** Short problem **
Locate every line below that contains the word "Read" and copy it.

** Stored data **
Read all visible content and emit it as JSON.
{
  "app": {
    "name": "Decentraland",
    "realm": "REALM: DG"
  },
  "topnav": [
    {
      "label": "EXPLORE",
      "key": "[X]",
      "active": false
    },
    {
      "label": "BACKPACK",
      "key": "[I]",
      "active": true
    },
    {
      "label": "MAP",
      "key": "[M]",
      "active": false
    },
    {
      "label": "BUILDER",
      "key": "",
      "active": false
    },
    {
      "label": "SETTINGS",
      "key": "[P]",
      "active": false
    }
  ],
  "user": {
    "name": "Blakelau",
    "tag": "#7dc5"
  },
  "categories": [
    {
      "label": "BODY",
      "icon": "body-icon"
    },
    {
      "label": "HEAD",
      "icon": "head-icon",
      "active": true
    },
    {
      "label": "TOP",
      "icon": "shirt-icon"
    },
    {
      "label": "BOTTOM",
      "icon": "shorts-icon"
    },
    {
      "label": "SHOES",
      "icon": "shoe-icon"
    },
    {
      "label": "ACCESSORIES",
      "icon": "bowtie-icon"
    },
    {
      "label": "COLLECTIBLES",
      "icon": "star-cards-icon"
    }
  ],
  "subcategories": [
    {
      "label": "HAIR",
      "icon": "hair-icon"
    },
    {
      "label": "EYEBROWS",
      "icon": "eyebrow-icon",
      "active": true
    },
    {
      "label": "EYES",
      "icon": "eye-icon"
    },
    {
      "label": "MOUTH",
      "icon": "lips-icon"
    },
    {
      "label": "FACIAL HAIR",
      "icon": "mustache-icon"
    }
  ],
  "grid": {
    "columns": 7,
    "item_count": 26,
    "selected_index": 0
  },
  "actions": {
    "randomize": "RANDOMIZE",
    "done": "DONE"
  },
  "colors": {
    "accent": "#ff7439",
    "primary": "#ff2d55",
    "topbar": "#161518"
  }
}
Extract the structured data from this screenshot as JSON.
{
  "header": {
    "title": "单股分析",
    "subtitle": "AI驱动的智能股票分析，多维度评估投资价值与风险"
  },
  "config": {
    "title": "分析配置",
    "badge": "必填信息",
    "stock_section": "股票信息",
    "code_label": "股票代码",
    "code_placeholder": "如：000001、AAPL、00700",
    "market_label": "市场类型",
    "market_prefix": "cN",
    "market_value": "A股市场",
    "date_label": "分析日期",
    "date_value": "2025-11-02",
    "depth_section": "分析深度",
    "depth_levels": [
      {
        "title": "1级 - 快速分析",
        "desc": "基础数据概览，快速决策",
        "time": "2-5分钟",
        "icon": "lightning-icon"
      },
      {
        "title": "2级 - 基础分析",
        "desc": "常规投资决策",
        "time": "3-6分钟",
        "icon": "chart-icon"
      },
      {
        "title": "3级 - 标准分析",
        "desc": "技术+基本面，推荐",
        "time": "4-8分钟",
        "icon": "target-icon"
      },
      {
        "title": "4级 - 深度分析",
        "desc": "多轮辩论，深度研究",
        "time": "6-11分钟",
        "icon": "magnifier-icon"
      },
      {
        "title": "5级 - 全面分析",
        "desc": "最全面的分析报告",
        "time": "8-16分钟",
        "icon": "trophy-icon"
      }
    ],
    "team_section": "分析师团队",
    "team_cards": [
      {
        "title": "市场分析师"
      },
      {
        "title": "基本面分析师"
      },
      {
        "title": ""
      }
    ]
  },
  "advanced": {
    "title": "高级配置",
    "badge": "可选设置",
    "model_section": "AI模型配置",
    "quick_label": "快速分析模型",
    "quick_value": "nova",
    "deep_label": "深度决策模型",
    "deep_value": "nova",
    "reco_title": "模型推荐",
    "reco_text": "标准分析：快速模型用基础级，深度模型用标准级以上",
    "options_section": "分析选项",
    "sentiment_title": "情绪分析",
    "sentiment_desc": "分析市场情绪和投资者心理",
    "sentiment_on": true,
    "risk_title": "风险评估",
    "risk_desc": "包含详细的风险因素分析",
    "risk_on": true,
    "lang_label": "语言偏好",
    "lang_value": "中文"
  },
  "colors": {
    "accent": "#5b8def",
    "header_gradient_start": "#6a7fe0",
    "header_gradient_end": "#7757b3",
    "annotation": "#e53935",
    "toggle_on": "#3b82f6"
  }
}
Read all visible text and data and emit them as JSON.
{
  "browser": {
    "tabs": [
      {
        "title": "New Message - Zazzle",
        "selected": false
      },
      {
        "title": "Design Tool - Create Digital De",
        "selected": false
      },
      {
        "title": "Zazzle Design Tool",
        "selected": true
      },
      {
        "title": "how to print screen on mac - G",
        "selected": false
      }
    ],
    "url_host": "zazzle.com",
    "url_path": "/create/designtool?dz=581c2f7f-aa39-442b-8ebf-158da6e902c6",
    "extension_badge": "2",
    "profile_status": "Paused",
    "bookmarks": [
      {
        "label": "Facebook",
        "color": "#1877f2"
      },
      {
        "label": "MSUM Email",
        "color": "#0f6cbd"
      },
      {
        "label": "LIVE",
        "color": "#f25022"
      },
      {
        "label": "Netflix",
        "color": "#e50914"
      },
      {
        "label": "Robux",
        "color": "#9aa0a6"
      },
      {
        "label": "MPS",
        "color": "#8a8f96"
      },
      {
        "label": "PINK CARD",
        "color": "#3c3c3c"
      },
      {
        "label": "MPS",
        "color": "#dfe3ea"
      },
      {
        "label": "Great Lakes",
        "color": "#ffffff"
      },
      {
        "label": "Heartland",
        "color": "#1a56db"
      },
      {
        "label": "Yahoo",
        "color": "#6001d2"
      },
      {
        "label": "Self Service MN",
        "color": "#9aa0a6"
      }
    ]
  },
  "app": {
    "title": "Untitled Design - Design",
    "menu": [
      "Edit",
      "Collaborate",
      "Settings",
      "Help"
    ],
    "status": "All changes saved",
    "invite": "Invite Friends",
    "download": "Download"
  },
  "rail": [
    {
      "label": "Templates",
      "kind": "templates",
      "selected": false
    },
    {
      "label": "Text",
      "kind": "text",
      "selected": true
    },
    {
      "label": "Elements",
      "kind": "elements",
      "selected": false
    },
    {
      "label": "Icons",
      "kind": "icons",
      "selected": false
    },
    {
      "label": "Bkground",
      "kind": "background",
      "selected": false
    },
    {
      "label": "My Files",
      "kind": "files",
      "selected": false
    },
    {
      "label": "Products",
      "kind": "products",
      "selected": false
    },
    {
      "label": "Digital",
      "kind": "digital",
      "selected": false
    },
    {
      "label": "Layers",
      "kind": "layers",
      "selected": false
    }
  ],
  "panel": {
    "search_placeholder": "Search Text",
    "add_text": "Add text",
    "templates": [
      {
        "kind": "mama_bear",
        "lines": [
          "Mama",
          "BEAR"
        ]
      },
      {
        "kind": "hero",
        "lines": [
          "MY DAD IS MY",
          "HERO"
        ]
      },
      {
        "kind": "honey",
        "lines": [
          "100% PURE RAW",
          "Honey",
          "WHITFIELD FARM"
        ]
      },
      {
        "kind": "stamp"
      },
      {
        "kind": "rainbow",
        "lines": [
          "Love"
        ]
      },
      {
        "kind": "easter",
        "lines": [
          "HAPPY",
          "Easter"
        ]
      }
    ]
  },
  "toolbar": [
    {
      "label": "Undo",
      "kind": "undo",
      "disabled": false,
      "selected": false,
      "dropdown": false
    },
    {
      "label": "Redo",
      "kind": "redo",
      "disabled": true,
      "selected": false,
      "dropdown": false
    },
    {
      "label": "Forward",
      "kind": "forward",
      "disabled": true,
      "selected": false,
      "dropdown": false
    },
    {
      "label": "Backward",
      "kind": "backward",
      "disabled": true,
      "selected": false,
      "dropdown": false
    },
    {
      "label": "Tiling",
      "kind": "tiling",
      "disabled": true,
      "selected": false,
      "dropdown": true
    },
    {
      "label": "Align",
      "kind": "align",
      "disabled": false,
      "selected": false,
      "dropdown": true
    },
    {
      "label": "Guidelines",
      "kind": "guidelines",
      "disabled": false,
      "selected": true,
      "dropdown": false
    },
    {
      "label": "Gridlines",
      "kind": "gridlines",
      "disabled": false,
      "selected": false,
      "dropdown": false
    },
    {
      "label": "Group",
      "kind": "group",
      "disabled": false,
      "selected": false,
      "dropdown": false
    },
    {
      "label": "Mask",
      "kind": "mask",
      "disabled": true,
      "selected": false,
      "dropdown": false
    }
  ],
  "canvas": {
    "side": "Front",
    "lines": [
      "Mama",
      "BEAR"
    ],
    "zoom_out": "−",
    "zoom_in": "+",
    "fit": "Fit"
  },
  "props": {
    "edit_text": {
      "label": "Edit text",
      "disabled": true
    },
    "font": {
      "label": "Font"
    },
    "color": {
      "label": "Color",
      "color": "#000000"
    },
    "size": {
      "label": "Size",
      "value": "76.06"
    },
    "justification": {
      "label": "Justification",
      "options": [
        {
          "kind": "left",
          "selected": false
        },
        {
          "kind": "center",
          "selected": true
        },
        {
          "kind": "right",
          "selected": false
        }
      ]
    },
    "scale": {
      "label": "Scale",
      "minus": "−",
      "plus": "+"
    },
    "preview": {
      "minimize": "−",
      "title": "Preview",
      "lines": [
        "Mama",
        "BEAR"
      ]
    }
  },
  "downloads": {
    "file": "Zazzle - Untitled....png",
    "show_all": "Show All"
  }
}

** Written solution **
Read all visible content and emit it as JSON.
Read all visible text and data and emit them as JSON.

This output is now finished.